*** Opening RECORDED DATA ***

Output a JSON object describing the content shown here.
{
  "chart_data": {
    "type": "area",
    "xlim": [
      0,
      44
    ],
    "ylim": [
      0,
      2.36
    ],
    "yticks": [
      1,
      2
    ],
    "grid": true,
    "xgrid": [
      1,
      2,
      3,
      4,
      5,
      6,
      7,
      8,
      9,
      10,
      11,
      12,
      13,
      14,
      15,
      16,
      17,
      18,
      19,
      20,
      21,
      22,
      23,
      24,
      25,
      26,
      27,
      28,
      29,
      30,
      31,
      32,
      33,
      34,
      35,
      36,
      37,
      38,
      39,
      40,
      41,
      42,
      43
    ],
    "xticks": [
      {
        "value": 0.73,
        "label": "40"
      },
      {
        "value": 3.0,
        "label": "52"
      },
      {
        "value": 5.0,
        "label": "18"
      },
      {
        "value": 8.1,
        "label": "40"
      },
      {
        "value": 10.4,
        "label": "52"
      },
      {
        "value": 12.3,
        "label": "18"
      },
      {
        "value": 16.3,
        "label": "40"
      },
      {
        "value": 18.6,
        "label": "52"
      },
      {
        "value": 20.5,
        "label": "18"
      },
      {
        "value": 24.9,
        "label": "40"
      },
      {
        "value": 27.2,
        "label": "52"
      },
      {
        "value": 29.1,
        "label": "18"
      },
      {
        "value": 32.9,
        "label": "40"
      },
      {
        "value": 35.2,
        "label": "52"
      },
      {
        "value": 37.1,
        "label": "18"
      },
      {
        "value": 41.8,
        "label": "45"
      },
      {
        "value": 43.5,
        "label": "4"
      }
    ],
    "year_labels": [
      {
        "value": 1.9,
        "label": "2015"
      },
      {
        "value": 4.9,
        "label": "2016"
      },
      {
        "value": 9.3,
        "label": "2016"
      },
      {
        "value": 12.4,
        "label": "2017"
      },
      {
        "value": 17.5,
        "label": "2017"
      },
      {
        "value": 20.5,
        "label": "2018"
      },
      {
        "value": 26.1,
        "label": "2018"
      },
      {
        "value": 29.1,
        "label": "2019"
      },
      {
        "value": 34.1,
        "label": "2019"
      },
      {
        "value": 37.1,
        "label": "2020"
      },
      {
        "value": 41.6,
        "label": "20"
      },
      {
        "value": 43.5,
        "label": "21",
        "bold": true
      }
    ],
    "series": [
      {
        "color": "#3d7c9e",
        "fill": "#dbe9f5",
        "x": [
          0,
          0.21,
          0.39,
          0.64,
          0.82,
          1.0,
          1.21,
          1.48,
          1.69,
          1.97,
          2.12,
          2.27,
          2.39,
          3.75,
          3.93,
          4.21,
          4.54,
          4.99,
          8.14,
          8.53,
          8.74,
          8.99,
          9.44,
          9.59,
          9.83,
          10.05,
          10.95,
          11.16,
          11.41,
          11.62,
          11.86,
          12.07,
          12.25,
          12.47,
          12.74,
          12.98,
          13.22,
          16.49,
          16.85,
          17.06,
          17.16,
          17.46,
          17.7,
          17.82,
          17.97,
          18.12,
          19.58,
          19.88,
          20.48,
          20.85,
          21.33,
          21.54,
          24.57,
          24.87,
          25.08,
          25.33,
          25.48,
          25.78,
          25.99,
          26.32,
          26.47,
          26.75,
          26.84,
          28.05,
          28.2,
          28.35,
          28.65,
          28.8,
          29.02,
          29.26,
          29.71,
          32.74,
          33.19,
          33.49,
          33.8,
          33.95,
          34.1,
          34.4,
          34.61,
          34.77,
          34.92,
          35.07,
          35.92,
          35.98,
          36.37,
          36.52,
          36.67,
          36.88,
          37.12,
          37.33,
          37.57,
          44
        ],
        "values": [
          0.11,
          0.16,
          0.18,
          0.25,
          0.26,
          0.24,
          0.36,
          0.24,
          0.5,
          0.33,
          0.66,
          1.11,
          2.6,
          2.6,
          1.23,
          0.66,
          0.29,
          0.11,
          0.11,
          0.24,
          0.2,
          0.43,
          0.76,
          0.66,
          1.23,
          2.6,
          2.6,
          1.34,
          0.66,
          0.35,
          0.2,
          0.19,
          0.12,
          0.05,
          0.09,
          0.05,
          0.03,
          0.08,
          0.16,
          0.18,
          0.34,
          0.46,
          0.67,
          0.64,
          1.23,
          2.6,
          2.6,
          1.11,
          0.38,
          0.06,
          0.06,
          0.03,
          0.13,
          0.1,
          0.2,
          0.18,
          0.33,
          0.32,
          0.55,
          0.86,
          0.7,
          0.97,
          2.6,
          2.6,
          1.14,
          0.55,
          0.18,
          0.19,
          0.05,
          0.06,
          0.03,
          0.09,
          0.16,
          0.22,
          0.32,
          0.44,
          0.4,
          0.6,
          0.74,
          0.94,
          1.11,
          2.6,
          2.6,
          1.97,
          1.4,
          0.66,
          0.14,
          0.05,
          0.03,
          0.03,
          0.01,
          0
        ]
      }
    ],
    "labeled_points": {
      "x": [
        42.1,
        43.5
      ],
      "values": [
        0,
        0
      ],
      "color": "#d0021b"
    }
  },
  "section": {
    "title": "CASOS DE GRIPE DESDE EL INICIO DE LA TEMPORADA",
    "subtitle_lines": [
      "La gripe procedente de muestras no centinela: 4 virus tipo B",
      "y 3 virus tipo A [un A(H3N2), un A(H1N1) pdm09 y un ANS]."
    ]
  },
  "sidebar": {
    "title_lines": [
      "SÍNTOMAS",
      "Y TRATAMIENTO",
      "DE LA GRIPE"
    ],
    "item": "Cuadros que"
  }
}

*** Closing RECORDED DATA ***

*WHAT NEEDS TO BE DONE*. The lines of the records that contain the string "tipo" should be located and copied.

*WORKED SOLUTION*.
      "La gripe procedente de muestras no centinela: 4 virus tipo B",
      "y 3 virus tipo A [un A(H3N2), un A(H1N1) pdm09 y un ANS]."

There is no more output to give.